* _Task objective_
Print everything in the film review from "There are moments" down to "rarely shown onscreen.", word for word.

* _Text shown_
· · ·

LOST TRANSMISSIONS – Review by Leslie Combemale
Written and directed by Katherine O’Brien, Lost Transmissions centers on a young, performance-shy singer/songwriter named Hannah (Juno Temple) who connects with her friend, record producer Theo (Simon Pegg) over their shared love of music. He believes she is talented, and tries to build both her confidence and her professional resume by working with her. The only problem is, Theo has schizophrenia, and only sporadically stays on his medications. Hannah, who has also been medicated for most of her life for her own mental illness, is drawn to his magnetic, enigmatic personality, and starts to go down the same dangerous path. In a quest to draw on inspiration he has persuaded her is being dampened by drugs, she starts missing doses of her own meds.
This is a dark, sad tale that devolves as it goes, and is one many of us have experienced in some way, either firsthand, or through a friend with mental illness. Both Juno Temple and Simon Pegg do great work here, but it is Simon Pegg who is compelling enough to make us all watch as his character, off his meds, takes a blow torch to his life. It is revealed that this is only the last time, one of many, which is why his circle of friends is getting ever-smaller.
Also crystal clear but just as painful to watch is the way the US mental health system is set up to fail those that need it the most.
Simon Pegg comes by his authentic, riveting performance honestly. He himself has struggled with depression, which was diagnosed when he was 18. It led to alcoholism, something he has since gotten a handle on, in as much as anyone can. He has mentioned that during the worst of it, he hid it, and acted all the time. He has spoken openly about rehab, and the challenges of getting better, as well as his hope that, in knowing his story, people might be motivated to look at themselves. No doubt his deep, personal understanding of mental illness, and how it can take a life over, is in part what makes him so watchable, and his performance so authentic, if excruciating, to watch.
O’Brien doesn’t spare the viewers any of the difficult aspects of how schizophrenia expresses itself, nor the often dangerous situations in which those inflicted with the illness and their friends can find themselves. There is one scene where Theo’s delusions lead him to nearly wreck a car with a very pregnant friend sitting next to him. While the scene works for dramatic effect, it neither trivializes or glorifies the sickness.
There are moments where Hannah seems lost, or is making self-destructive choices in an attempt to help her friend. They definitely capture the difficulty of navigating the line between friendship and caretaking, which so often falls to women in our society. Also Lost Transmissions considers the connection between art, creativity, and clarity, and how potentially dangerous the belief that medication stunts creativity can be to those working to feel better. A hard watch, Lost Transmissions takes us into the world of the suffering, without bombast and without flamboyance, in a way rarely shown onscreen.

· · ·

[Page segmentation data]
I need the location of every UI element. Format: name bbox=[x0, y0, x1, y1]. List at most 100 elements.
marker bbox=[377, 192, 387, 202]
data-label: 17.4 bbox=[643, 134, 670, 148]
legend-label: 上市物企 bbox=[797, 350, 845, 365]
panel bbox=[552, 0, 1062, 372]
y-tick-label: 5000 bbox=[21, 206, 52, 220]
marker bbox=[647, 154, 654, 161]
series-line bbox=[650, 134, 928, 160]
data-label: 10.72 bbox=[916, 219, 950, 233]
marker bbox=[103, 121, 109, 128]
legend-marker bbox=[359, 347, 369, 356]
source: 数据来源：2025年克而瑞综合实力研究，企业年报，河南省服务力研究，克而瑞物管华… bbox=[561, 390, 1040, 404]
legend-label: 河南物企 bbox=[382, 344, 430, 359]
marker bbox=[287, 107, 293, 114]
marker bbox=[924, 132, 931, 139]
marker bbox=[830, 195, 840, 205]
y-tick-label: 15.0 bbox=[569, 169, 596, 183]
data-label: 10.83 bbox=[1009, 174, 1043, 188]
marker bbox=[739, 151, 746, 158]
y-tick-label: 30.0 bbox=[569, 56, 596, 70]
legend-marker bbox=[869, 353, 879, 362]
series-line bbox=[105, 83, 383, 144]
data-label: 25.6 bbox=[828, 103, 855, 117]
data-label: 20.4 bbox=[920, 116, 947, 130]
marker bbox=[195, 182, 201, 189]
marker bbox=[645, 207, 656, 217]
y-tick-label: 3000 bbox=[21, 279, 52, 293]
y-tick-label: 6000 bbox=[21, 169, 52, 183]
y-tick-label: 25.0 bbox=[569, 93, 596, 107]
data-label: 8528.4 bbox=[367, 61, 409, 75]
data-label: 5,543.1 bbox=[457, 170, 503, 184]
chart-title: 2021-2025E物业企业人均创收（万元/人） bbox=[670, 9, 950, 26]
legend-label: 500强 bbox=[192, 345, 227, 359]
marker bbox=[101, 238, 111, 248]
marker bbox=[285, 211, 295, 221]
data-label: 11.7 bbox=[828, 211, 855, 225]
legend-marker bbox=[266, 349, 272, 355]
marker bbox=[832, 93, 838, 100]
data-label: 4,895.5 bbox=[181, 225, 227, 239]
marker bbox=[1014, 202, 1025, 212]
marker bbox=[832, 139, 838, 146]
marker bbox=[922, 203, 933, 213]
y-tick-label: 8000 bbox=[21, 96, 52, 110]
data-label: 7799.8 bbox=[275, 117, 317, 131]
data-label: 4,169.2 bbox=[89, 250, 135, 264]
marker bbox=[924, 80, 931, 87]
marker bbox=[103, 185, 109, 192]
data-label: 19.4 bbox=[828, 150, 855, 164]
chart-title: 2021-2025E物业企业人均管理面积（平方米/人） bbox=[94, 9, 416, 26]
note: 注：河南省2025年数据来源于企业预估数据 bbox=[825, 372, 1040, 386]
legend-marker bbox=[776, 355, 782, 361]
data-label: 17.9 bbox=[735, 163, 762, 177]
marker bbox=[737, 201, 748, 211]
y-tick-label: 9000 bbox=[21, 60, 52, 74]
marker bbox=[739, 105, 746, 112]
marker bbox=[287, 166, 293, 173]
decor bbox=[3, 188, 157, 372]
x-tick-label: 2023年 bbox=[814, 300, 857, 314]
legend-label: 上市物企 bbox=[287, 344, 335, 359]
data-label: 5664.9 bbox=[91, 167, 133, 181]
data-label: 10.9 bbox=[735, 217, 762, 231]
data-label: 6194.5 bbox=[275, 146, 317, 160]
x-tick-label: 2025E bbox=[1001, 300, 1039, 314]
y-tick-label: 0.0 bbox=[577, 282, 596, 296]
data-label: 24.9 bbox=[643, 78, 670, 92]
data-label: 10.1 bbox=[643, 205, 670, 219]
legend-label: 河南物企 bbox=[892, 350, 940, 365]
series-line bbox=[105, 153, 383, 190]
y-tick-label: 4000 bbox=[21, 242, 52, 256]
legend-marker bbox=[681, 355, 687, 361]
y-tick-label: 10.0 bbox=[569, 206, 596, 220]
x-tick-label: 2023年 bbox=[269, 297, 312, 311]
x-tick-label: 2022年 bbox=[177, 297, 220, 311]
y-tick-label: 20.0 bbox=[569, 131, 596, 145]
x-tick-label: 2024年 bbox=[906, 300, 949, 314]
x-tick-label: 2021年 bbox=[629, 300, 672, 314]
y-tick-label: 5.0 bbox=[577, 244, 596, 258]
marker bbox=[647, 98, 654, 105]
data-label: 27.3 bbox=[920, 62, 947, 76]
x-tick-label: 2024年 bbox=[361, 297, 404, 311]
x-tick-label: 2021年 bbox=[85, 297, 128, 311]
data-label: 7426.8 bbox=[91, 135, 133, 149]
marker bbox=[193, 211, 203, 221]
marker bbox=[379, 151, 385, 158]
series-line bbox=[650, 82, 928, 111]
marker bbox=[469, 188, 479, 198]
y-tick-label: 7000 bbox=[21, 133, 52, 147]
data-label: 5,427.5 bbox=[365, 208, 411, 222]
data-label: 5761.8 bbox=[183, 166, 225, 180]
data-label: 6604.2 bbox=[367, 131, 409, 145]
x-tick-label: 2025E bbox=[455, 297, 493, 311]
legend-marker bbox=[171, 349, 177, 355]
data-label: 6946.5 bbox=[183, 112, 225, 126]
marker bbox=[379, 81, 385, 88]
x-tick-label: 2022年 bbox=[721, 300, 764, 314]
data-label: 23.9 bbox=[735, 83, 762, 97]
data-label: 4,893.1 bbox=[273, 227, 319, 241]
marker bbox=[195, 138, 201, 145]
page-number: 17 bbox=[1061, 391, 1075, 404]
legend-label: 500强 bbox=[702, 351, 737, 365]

· · ·

* _Solution to this task_
There are moments where Hannah seems lost, or is making self-destructive choices in an attempt to help her friend. They definitely capture the difficulty of navigating the line between friendship and caretaking, which so often falls to women in our society. Also Lost Transmissions considers the connection between art, creativity, and clarity, and how potentially dangerous the belief that medication stunts creativity can be to those working to feel better. A hard watch, Lost Transmissions takes us into the world of the suffering, without bombast and without flamboyance, in a way rarely shown onscreen.